(Records that describe figures)
============
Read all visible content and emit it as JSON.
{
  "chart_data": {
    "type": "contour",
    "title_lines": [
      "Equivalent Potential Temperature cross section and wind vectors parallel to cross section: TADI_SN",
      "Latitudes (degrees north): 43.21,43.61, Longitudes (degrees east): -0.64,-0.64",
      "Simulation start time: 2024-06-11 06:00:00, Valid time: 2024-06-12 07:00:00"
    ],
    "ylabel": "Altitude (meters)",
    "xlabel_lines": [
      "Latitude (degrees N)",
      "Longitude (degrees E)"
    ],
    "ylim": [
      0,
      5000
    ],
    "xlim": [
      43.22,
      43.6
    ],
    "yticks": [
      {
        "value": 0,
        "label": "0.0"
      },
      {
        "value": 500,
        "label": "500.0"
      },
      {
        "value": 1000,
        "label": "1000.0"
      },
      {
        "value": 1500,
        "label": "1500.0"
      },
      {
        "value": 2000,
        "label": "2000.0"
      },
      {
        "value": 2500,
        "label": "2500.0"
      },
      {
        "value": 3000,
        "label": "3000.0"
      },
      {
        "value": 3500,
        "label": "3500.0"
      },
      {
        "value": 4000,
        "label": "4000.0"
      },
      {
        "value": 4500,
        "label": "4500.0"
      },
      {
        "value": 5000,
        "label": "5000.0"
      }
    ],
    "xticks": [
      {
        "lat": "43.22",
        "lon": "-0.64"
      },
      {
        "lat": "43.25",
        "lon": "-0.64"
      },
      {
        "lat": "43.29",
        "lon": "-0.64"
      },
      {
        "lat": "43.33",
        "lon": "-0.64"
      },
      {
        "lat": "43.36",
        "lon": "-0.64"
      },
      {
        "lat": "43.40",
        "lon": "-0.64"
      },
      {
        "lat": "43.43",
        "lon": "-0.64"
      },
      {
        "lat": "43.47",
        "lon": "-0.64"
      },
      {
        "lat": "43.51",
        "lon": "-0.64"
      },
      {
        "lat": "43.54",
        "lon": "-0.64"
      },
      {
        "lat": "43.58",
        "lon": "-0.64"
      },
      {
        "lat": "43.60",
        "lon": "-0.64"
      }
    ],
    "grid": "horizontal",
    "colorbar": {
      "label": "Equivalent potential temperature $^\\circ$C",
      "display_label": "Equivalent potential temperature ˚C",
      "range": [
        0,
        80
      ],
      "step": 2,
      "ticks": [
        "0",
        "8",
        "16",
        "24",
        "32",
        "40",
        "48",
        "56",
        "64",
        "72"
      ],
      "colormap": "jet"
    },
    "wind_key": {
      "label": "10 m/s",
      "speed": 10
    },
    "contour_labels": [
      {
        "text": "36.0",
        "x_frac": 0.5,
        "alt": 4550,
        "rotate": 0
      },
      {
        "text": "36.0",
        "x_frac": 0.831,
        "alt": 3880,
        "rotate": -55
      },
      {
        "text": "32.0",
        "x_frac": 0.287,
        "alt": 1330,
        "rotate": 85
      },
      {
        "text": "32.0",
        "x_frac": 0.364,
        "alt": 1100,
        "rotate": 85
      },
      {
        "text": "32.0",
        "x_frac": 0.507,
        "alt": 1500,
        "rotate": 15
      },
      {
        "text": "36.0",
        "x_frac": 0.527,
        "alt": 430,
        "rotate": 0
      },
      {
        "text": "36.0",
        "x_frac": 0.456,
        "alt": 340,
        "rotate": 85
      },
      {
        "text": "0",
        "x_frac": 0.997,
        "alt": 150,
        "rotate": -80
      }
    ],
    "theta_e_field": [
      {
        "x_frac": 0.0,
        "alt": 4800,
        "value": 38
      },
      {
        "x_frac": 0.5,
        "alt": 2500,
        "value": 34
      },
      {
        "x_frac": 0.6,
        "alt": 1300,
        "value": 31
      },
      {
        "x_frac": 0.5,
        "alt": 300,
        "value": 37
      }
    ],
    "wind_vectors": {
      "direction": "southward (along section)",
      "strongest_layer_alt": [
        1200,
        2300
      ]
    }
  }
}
============
• **EXERCISE GOAL**: Every entry must be retyped in full, exactly as given.

• **REPLY TO THE TASK**:
Read all visible content and emit it as JSON.
{
  "chart_data": {
    "type": "contour",
    "title_lines": [
      "Equivalent Potential Temperature cross section and wind vectors parallel to cross section: TADI_SN",
      "Latitudes (degrees north): 43.21,43.61, Longitudes (degrees east): -0.64,-0.64",
      "Simulation start time: 2024-06-11 06:00:00, Valid time: 2024-06-12 07:00:00"
    ],
    "ylabel": "Altitude (meters)",
    "xlabel_lines": [
      "Latitude (degrees N)",
      "Longitude (degrees E)"
    ],
    "ylim": [
      0,
      5000
    ],
    "xlim": [
      43.22,
      43.6
    ],
    "yticks": [
      {
        "value": 0,
        "label": "0.0"
      },
      {
        "value": 500,
        "label": "500.0"
      },
      {
        "value": 1000,
        "label": "1000.0"
      },
      {
        "value": 1500,
        "label": "1500.0"
      },
      {
        "value": 2000,
        "label": "2000.0"
      },
      {
        "value": 2500,
        "label": "2500.0"
      },
      {
        "value": 3000,
        "label": "3000.0"
      },
      {
        "value": 3500,
        "label": "3500.0"
      },
      {
        "value": 4000,
        "label": "4000.0"
      },
      {
        "value": 4500,
        "label": "4500.0"
      },
      {
        "value": 5000,
        "label": "5000.0"
      }
    ],
    "xticks": [
      {
        "lat": "43.22",
        "lon": "-0.64"
      },
      {
        "lat": "43.25",
        "lon": "-0.64"
      },
      {
        "lat": "43.29",
        "lon": "-0.64"
      },
      {
        "lat": "43.33",
        "lon": "-0.64"
      },
      {
        "lat": "43.36",
        "lon": "-0.64"
      },
      {
        "lat": "43.40",
        "lon": "-0.64"
      },
      {
        "lat": "43.43",
        "lon": "-0.64"
      },
      {
        "lat": "43.47",
        "lon": "-0.64"
      },
      {
        "lat": "43.51",
        "lon": "-0.64"
      },
      {
        "lat": "43.54",
        "lon": "-0.64"
      },
      {
        "lat": "43.58",
        "lon": "-0.64"
      },
      {
        "lat": "43.60",
        "lon": "-0.64"
      }
    ],
    "grid": "horizontal",
    "colorbar": {
      "label": "Equivalent potential temperature $^\\circ$C",
      "display_label": "Equivalent potential temperature ˚C",
      "range": [
        0,
        80
      ],
      "step": 2,
      "ticks": [
        "0",
        "8",
        "16",
        "24",
        "32",
        "40",
        "48",
        "56",
        "64",
        "72"
      ],
      "colormap": "jet"
    },
    "wind_key": {
      "label": "10 m/s",
      "speed": 10
    },
    "contour_labels": [
      {
        "text": "36.0",
        "x_frac": 0.5,
        "alt": 4550,
        "rotate": 0
      },
      {
        "text": "36.0",
        "x_frac": 0.831,
        "alt": 3880,
        "rotate": -55
      },
      {
        "text": "32.0",
        "x_frac": 0.287,
        "alt": 1330,
        "rotate": 85
      },
      {
        "text": "32.0",
        "x_frac": 0.364,
        "alt": 1100,
        "rotate": 85
      },
      {
        "text": "32.0",
        "x_frac": 0.507,
        "alt": 1500,
        "rotate": 15
      },
      {
        "text": "36.0",
        "x_frac": 0.527,
        "alt": 430,
        "rotate": 0
      },
      {
        "text": "36.0",
        "x_frac": 0.456,
        "alt": 340,
        "rotate": 85
      },
      {
        "text": "0",
        "x_frac": 0.997,
        "alt": 150,
        "rotate": -80
      }
    ],
    "theta_e_field": [
      {
        "x_frac": 0.0,
        "alt": 4800,
        "value": 38
      },
      {
        "x_frac": 0.5,
        "alt": 2500,
        "value": 34
      },
      {
        "x_frac": 0.6,
        "alt": 1300,
        "value": 31
      },
      {
        "x_frac": 0.5,
        "alt": 300,
        "value": 37
      }
    ],
    "wind_vectors": {
      "direction": "southward (along section)",
      "strongest_layer_alt": [
        1200,
        2300
      ]
    }
  }
}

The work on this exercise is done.